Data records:
******

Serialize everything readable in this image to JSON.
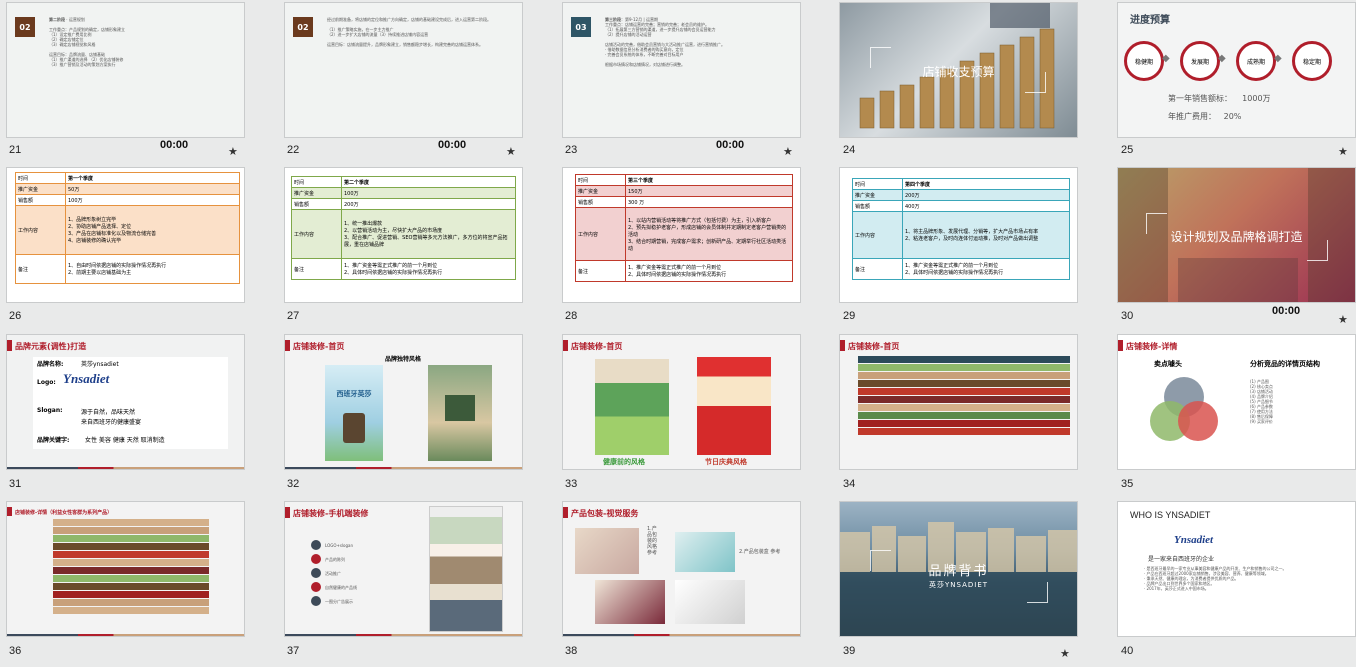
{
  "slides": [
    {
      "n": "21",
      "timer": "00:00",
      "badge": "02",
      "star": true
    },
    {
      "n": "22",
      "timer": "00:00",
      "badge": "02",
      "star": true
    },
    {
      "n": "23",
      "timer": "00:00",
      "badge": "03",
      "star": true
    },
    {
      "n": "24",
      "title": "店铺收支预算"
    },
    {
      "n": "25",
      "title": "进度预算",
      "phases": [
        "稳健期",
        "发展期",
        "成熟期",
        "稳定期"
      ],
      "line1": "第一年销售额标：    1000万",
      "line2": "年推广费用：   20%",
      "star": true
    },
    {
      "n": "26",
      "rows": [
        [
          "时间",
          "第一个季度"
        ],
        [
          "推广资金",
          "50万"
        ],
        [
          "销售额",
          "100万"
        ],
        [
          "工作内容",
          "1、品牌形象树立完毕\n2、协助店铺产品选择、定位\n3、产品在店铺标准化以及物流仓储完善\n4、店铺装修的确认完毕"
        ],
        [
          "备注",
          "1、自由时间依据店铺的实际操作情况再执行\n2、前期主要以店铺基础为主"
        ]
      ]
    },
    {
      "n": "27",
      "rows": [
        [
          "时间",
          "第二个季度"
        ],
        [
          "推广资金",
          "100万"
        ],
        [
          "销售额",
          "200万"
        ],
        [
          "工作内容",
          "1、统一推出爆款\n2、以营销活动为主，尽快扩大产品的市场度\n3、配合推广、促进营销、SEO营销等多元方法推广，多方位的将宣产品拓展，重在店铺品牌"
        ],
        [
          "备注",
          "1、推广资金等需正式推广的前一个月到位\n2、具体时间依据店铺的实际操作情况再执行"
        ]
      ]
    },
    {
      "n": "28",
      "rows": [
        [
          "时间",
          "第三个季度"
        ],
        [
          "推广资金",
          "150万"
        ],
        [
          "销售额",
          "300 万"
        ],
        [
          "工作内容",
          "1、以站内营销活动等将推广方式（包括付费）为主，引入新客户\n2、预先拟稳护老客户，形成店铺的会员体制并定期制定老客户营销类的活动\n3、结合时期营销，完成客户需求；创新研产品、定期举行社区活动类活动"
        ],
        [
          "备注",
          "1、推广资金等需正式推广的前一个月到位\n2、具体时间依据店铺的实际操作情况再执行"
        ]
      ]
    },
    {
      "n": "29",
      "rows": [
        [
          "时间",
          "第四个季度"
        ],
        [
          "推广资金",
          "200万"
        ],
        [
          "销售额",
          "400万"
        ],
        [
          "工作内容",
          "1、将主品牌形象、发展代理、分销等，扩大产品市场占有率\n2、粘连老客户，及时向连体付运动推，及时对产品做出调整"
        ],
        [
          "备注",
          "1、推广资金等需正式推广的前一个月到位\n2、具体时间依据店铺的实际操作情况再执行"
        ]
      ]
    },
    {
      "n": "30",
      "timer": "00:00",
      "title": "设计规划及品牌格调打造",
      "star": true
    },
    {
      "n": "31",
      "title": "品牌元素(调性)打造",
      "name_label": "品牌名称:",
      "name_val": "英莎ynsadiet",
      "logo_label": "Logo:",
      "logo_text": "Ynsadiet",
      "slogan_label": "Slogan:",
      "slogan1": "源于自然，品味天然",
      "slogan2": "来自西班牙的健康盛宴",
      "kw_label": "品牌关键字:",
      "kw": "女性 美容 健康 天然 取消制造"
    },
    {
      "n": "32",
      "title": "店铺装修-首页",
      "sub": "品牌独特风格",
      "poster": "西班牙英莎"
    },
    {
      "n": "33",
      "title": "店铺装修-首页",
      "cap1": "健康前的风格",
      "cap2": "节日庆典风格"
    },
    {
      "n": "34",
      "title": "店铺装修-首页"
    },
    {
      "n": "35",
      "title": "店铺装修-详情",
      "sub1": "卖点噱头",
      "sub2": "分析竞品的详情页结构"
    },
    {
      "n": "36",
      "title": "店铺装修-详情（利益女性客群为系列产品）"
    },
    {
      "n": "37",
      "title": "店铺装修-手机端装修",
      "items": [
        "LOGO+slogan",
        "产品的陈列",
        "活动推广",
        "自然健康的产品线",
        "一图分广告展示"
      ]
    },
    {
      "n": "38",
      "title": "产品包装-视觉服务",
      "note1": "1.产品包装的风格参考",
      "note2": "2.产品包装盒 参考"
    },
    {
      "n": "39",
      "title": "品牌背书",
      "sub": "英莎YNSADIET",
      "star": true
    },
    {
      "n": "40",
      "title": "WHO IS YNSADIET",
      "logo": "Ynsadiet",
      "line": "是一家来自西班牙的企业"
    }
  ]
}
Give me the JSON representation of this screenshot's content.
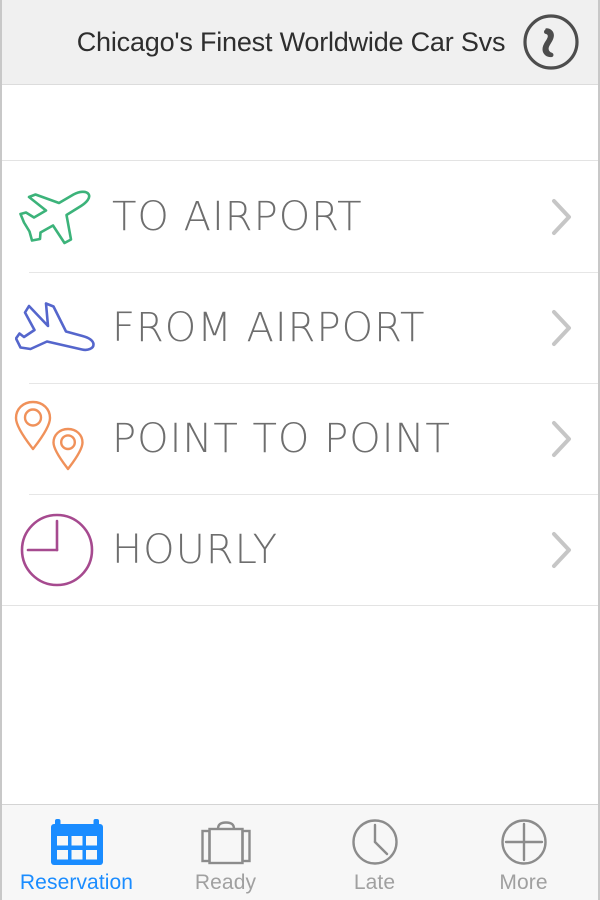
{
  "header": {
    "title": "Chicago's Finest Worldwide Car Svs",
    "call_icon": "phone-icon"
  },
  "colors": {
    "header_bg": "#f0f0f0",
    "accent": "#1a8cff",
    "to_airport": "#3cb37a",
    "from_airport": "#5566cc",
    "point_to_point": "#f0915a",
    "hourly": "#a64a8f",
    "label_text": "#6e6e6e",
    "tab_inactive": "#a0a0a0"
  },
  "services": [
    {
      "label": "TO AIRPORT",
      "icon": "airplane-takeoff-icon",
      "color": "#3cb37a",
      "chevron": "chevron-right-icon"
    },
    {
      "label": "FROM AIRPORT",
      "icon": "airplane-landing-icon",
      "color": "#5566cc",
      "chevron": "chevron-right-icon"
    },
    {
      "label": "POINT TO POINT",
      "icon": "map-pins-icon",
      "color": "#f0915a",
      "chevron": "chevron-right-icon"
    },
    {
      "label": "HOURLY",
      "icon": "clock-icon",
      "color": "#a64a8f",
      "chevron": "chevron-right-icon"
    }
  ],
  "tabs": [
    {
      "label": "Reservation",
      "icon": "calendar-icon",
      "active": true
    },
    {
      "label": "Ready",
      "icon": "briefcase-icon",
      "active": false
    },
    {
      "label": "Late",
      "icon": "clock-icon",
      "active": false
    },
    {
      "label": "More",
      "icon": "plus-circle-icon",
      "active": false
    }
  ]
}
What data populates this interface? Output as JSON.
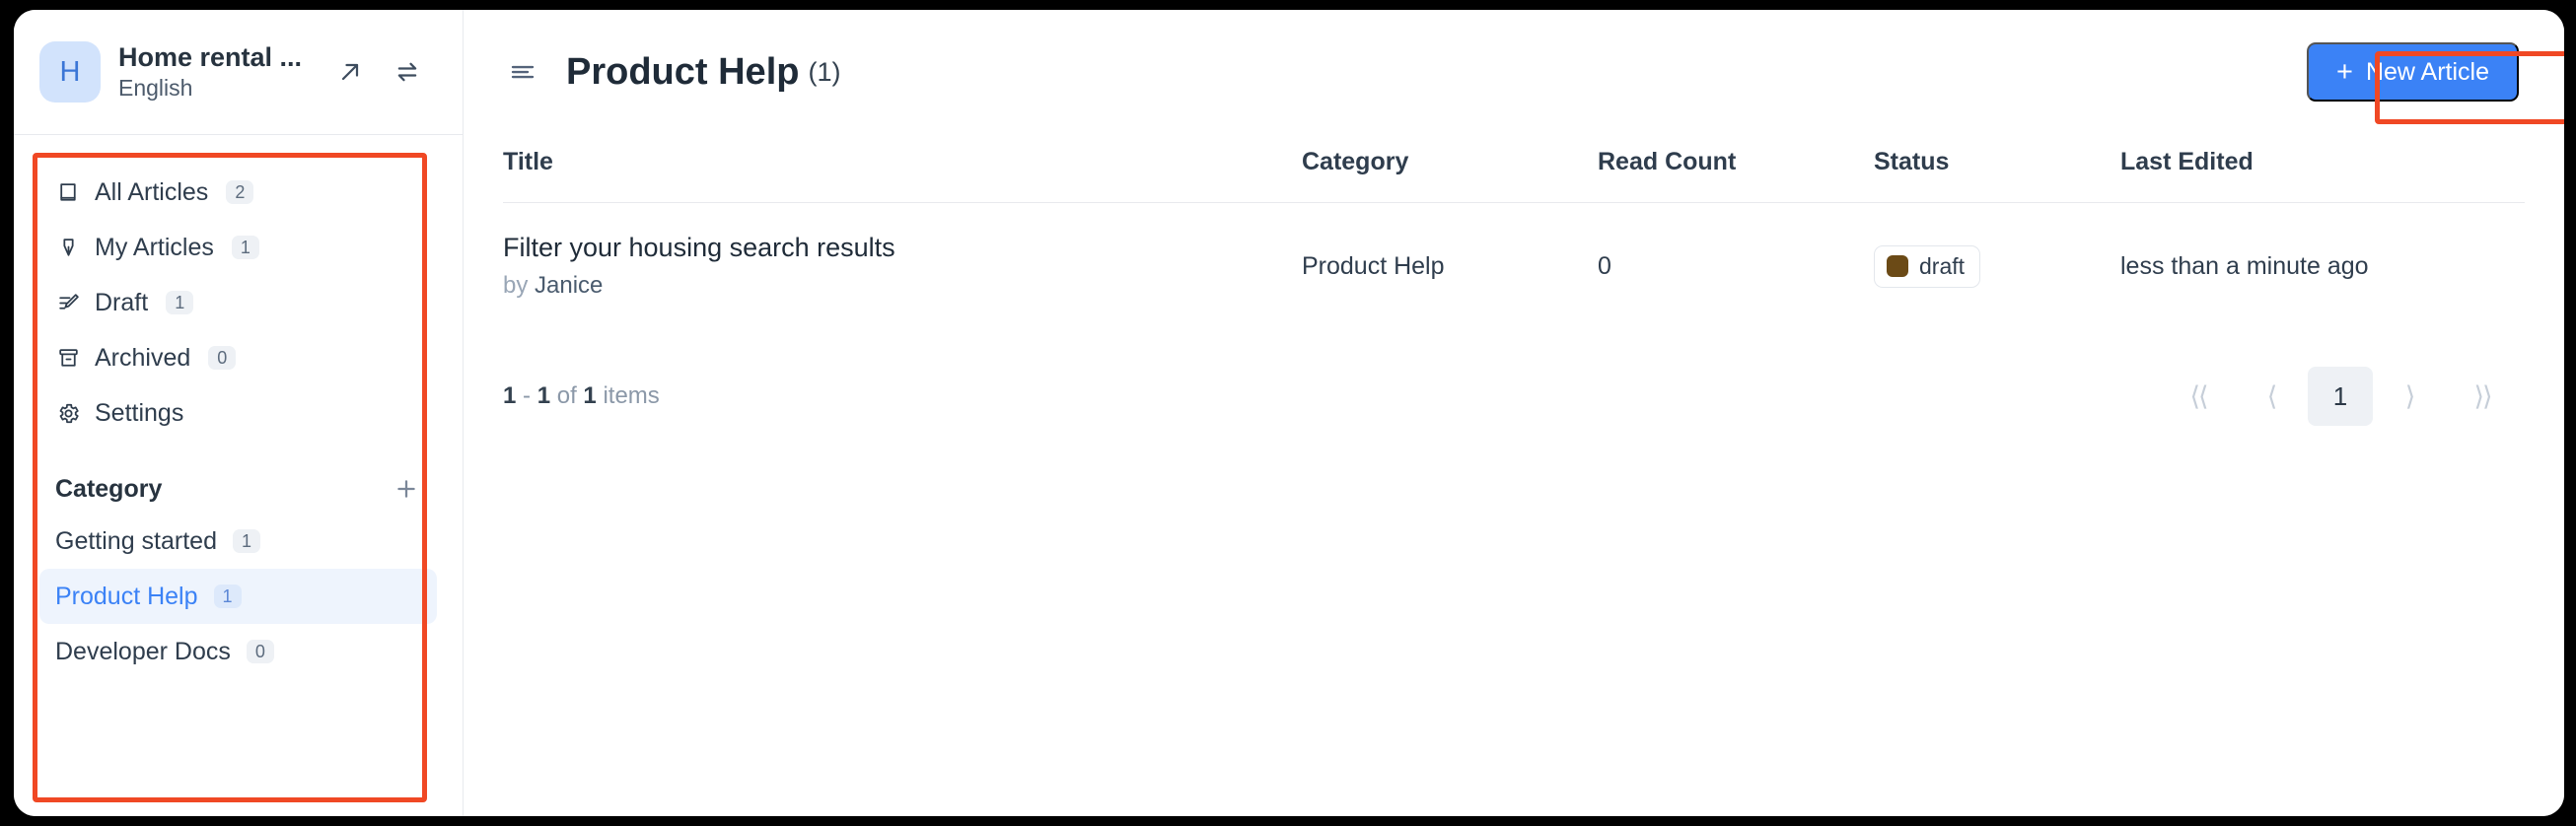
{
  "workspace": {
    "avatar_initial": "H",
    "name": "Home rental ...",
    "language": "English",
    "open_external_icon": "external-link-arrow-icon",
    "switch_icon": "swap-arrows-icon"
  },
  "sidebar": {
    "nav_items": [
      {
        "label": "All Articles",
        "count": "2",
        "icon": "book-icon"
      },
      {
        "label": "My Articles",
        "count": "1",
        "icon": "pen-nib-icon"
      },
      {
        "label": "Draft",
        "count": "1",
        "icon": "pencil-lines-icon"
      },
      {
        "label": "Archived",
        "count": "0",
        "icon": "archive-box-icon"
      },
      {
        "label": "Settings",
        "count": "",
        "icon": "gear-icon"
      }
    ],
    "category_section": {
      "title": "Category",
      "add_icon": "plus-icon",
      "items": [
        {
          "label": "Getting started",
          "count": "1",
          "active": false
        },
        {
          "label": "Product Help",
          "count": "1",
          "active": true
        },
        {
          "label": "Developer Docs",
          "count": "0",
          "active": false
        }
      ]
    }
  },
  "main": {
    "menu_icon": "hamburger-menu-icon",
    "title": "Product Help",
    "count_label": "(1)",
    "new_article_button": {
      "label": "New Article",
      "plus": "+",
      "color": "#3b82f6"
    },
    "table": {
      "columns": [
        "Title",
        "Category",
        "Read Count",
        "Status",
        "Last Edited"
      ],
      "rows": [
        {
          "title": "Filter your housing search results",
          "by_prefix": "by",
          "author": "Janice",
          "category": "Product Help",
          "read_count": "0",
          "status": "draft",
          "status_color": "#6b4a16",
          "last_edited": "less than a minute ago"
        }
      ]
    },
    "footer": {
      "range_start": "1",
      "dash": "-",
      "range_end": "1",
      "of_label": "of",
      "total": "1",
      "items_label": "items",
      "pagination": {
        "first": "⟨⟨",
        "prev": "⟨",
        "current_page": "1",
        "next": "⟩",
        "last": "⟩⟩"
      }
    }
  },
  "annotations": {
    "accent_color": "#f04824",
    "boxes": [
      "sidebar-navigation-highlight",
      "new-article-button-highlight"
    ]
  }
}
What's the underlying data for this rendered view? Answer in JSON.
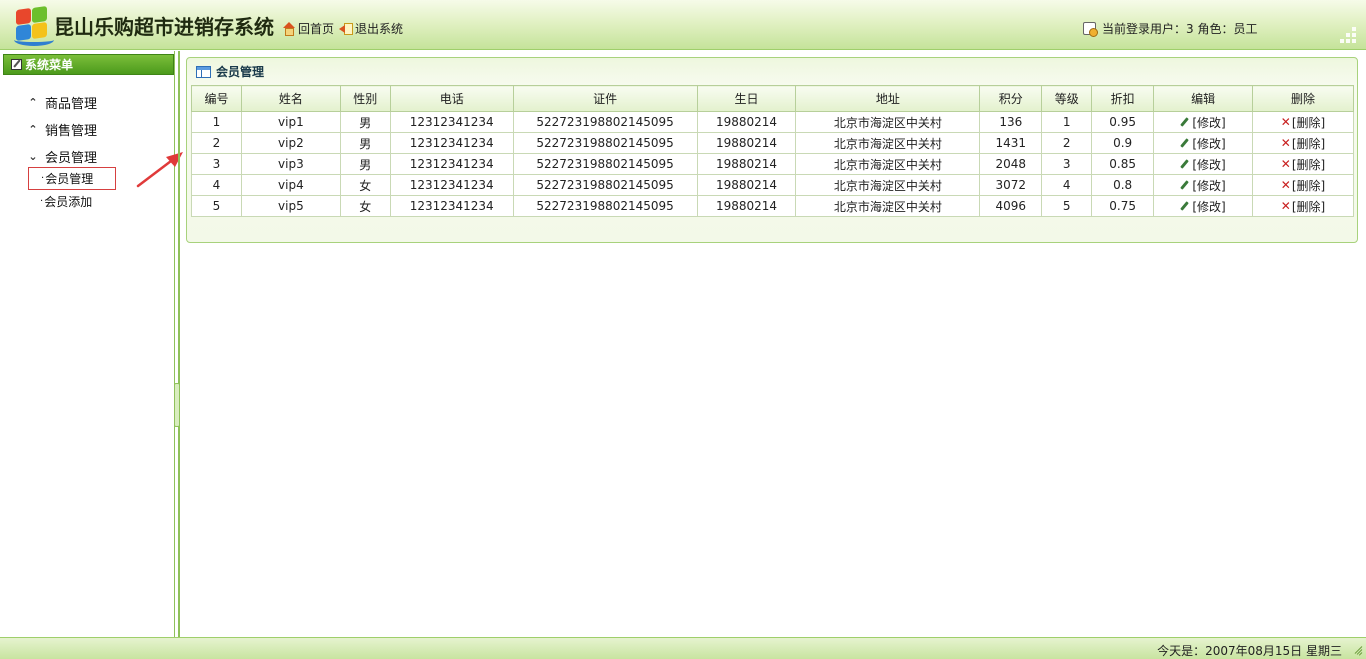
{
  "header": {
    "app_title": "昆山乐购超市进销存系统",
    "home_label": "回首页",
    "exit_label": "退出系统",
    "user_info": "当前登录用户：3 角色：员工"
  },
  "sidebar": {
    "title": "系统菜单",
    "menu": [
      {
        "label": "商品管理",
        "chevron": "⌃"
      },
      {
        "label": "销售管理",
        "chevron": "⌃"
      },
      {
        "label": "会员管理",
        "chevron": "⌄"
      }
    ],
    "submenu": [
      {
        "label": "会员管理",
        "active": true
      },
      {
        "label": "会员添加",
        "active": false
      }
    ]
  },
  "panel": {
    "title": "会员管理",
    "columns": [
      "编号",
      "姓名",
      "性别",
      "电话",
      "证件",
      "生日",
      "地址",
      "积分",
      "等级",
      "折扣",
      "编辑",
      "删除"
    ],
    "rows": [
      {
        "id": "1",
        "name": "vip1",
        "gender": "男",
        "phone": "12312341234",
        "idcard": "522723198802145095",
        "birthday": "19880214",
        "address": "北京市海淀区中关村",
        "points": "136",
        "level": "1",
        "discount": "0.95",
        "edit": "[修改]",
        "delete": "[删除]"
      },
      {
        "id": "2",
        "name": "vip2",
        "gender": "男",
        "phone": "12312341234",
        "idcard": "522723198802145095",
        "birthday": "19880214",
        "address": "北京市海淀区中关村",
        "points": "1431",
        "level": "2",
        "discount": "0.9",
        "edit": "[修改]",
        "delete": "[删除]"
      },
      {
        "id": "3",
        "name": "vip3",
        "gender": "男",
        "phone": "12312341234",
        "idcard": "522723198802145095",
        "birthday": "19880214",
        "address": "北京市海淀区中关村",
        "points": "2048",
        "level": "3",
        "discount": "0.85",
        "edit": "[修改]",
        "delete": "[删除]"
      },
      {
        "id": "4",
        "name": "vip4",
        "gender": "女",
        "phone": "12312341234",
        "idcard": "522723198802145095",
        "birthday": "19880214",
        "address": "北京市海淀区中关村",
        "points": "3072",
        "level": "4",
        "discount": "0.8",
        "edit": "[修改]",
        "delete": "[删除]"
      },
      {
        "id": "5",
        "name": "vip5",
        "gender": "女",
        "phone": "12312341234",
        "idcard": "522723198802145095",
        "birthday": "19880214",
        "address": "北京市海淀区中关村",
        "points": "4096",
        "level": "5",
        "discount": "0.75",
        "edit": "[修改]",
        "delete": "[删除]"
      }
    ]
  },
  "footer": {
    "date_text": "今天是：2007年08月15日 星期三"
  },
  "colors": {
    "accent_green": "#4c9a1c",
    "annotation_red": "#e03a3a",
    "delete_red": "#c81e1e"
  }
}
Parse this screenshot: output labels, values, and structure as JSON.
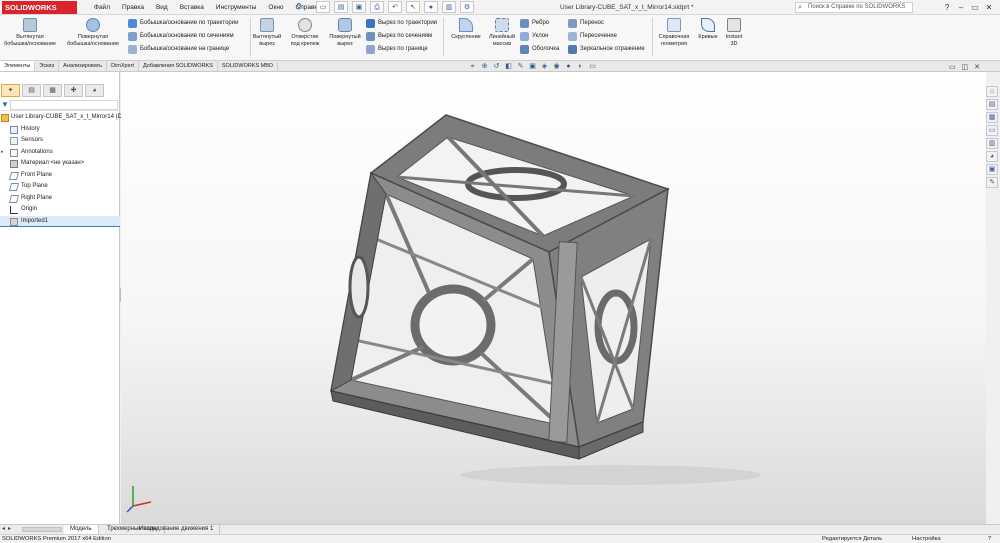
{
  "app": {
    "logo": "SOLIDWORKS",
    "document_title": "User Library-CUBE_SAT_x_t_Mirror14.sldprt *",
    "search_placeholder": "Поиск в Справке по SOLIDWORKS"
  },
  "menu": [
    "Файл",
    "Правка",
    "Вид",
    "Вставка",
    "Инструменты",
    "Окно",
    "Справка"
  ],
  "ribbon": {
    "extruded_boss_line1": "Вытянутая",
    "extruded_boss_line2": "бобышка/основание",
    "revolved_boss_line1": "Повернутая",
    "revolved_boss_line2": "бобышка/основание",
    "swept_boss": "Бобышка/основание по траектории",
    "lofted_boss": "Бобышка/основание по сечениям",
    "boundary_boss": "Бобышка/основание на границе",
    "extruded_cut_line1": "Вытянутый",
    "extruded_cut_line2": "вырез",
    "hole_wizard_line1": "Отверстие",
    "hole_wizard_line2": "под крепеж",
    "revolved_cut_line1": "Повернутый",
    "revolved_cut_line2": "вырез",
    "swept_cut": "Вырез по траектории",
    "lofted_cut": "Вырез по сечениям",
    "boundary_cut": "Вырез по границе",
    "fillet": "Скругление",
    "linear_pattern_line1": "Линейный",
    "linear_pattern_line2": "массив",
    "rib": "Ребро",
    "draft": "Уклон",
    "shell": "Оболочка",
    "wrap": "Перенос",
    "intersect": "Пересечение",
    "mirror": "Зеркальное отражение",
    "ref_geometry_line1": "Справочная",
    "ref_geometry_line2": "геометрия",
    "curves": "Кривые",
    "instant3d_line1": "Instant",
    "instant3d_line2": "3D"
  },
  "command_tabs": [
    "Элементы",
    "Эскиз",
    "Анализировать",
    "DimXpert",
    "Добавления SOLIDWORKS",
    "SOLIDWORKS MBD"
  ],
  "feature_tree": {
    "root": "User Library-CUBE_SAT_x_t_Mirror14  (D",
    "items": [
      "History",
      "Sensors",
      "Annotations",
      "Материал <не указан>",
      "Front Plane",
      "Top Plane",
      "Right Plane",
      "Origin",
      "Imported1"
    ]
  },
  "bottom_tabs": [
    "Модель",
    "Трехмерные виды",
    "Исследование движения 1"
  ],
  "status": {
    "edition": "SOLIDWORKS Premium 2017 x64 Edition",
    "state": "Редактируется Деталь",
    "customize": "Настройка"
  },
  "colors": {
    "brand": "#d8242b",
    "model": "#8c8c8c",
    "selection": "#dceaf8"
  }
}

******

Go through the material above and copy each line that has the word "Library".

    "document_title": "User Library-CUBE_SAT_x_t_Mirror14.sldprt *",
    "root": "User Library-CUBE_SAT_x_t_Mirror14  (D",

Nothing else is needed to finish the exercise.